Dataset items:
-=-=-=-=-

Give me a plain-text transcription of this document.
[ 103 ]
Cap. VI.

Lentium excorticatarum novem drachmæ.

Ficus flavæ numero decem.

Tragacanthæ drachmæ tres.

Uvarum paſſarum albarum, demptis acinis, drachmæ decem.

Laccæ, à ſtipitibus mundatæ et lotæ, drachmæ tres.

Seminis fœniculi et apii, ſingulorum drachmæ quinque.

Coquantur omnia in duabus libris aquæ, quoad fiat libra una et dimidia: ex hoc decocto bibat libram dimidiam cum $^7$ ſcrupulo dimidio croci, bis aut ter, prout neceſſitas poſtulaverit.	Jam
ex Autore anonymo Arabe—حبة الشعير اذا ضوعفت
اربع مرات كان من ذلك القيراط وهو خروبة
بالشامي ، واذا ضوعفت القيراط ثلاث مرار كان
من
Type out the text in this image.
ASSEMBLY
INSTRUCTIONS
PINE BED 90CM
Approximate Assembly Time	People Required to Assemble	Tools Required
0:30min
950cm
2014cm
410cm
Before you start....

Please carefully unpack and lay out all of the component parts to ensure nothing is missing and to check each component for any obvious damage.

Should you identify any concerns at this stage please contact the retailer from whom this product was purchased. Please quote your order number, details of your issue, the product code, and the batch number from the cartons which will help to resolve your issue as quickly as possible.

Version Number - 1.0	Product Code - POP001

-=-=-=-=-

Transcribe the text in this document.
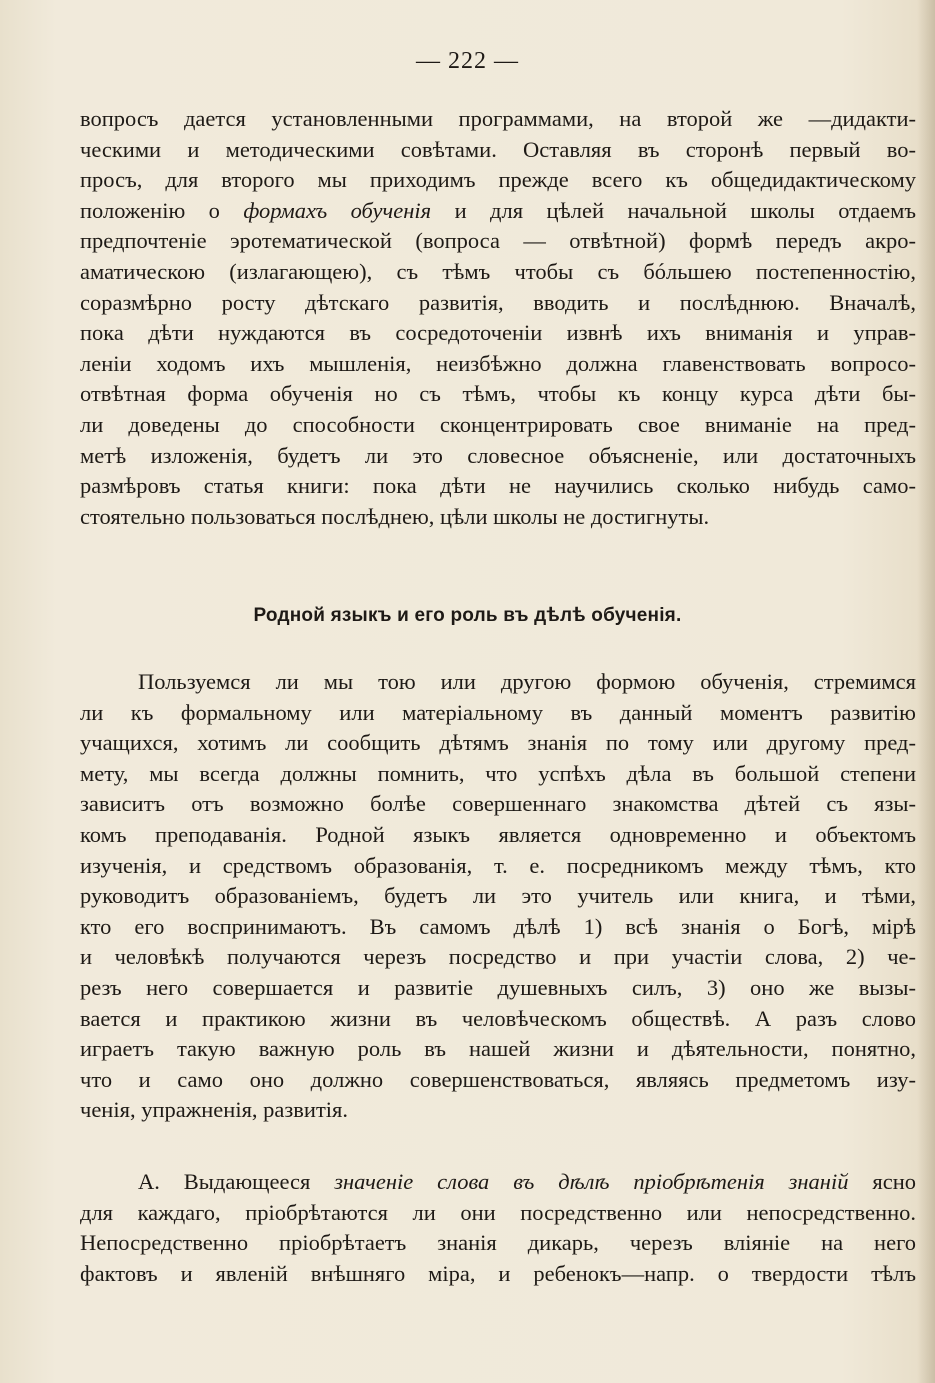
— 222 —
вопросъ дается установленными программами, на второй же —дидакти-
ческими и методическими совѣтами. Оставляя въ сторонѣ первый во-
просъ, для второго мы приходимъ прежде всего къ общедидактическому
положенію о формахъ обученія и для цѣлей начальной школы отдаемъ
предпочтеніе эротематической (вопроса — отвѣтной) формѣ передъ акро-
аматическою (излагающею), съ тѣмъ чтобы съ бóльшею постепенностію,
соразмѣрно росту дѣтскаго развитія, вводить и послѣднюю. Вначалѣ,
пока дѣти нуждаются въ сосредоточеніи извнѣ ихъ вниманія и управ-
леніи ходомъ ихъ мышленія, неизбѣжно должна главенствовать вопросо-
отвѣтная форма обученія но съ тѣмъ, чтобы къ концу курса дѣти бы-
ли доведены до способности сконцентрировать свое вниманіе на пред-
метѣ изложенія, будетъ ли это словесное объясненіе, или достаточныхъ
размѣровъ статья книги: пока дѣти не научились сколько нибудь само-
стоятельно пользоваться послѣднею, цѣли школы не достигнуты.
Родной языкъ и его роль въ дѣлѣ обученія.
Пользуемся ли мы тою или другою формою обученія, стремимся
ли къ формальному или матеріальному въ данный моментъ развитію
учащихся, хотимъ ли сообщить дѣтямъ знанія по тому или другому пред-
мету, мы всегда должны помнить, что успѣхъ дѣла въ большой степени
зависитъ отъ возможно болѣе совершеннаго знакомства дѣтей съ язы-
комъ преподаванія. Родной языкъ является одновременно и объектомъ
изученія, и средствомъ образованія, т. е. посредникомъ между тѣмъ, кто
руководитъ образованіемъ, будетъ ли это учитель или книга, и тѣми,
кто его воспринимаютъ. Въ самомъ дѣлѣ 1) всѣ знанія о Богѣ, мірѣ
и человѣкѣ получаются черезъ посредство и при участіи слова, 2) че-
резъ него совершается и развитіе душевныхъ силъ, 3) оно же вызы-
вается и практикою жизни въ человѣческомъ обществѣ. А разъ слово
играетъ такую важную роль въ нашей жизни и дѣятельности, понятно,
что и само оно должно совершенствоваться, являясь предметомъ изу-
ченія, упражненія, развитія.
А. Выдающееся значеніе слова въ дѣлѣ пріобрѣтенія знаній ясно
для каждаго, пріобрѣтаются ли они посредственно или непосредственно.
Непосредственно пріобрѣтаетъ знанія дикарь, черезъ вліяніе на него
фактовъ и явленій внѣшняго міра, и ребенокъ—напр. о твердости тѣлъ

-=-=-=-=-

• _Written exercise_:
Scan the records above for the string "обученія", then report every line that contains it.

• _Output of the exercise_:
положенію о формахъ обученія и для цѣлей начальной школы отдаемъ
отвѣтная форма обученія но съ тѣмъ, чтобы къ концу курса дѣти бы-
Родной языкъ и его роль въ дѣлѣ обученія.
Пользуемся ли мы тою или другою формою обученія, стремимся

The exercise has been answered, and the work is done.